# Supplied data:
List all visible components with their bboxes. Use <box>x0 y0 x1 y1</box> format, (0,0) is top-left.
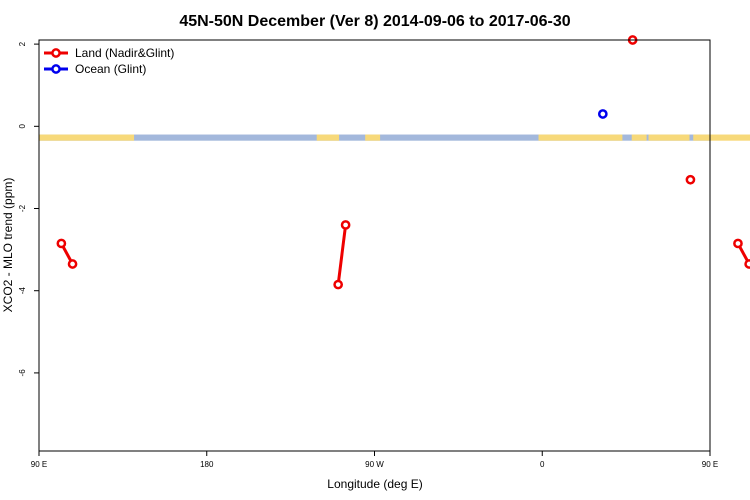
x-tick-label: 90 E <box>31 460 47 469</box>
data-point-land <box>67 259 78 269</box>
data-point-land <box>333 279 344 290</box>
map-land-patch <box>648 134 690 141</box>
x-tick-label: 90 W <box>365 460 384 469</box>
data-point-land <box>340 220 351 230</box>
legend-label-land: Land (Nadir&Glint) <box>75 46 174 60</box>
data-point-land <box>733 238 743 249</box>
x-tick-label: 0 <box>540 460 545 469</box>
y-tick-label: 2 <box>18 41 27 46</box>
x-tick-label: 90 E <box>702 460 718 469</box>
legend-label-ocean: Ocean (Glint) <box>75 62 146 76</box>
map-strip <box>39 134 750 141</box>
map-land-patch <box>693 134 750 141</box>
data-point-land <box>56 238 67 249</box>
series-layer <box>56 35 750 290</box>
y-tick-label: -4 <box>18 287 27 295</box>
map-land-patch <box>538 134 623 141</box>
x-tick-label: 180 <box>200 460 214 469</box>
legend-marker-land <box>51 48 61 58</box>
y-tick-label: 0 <box>18 124 27 129</box>
y-tick-label: -6 <box>18 369 27 377</box>
data-point-land <box>744 259 750 269</box>
data-point-land <box>685 174 696 185</box>
y-axis: 2 0 -2 -4 -6 <box>18 41 39 376</box>
y-tick-label: -2 <box>18 204 27 212</box>
legend-item-land: Land (Nadir&Glint) <box>44 46 174 60</box>
legend: Land (Nadir&Glint) Ocean (Glint) <box>44 46 174 76</box>
y-axis-label: XCO2 - MLO trend (ppm) <box>1 178 15 313</box>
map-land-patch <box>316 134 340 141</box>
data-point-ocean <box>597 109 608 119</box>
map-land-patch <box>365 134 381 141</box>
legend-item-ocean: Ocean (Glint) <box>44 62 146 76</box>
legend-marker-ocean <box>51 64 61 74</box>
chart-title: 45N-50N December (Ver 8) 2014-09-06 to 2… <box>179 13 570 30</box>
map-land-patch <box>39 134 135 141</box>
map-land-patch <box>631 134 647 141</box>
x-axis: 90 E 180 90 W 0 90 E <box>31 451 718 469</box>
series-line-land <box>336 224 348 285</box>
x-axis-label: Longitude (deg E) <box>327 477 422 491</box>
plot-frame <box>38 39 711 452</box>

# Task prompt:
Revise the listing by replacing "data-point-land" with "land-point" everywhere, and leave everything else unchanged. Omit the pictures from your answer.

# Worked answer:
List all visible components with their bboxes. Use <box>x0 y0 x1 y1</box> format, (0,0) is top-left.
x-tick-label: 90 E <box>31 460 47 469</box>
land-point <box>67 259 78 269</box>
land-point <box>333 279 344 290</box>
map-land-patch <box>648 134 690 141</box>
x-tick-label: 90 W <box>365 460 384 469</box>
land-point <box>340 220 351 230</box>
legend-label-land: Land (Nadir&Glint) <box>75 46 174 60</box>
land-point <box>733 238 743 249</box>
x-tick-label: 0 <box>540 460 545 469</box>
y-tick-label: 2 <box>18 41 27 46</box>
x-tick-label: 90 E <box>702 460 718 469</box>
legend-label-ocean: Ocean (Glint) <box>75 62 146 76</box>
map-strip <box>39 134 750 141</box>
map-land-patch <box>693 134 750 141</box>
land-point <box>56 238 67 249</box>
series-layer <box>56 35 750 290</box>
y-tick-label: -4 <box>18 287 27 295</box>
map-land-patch <box>538 134 623 141</box>
x-tick-label: 180 <box>200 460 214 469</box>
legend-marker-land <box>51 48 61 58</box>
y-tick-label: 0 <box>18 124 27 129</box>
y-tick-label: -6 <box>18 369 27 377</box>
land-point <box>744 259 750 269</box>
land-point <box>685 174 696 185</box>
y-axis: 2 0 -2 -4 -6 <box>18 41 39 376</box>
y-tick-label: -2 <box>18 204 27 212</box>
legend-item-land: Land (Nadir&Glint) <box>44 46 174 60</box>
legend: Land (Nadir&Glint) Ocean (Glint) <box>44 46 174 76</box>
y-axis-label: XCO2 - MLO trend (ppm) <box>1 178 15 313</box>
map-land-patch <box>316 134 340 141</box>
data-point-ocean <box>597 109 608 119</box>
map-land-patch <box>365 134 381 141</box>
legend-item-ocean: Ocean (Glint) <box>44 62 146 76</box>
legend-marker-ocean <box>51 64 61 74</box>
chart-title: 45N-50N December (Ver 8) 2014-09-06 to 2… <box>179 13 570 30</box>
map-land-patch <box>39 134 135 141</box>
map-land-patch <box>631 134 647 141</box>
x-axis: 90 E 180 90 W 0 90 E <box>31 451 718 469</box>
series-line-land <box>336 224 348 285</box>
x-axis-label: Longitude (deg E) <box>327 477 422 491</box>
plot-frame <box>38 39 711 452</box>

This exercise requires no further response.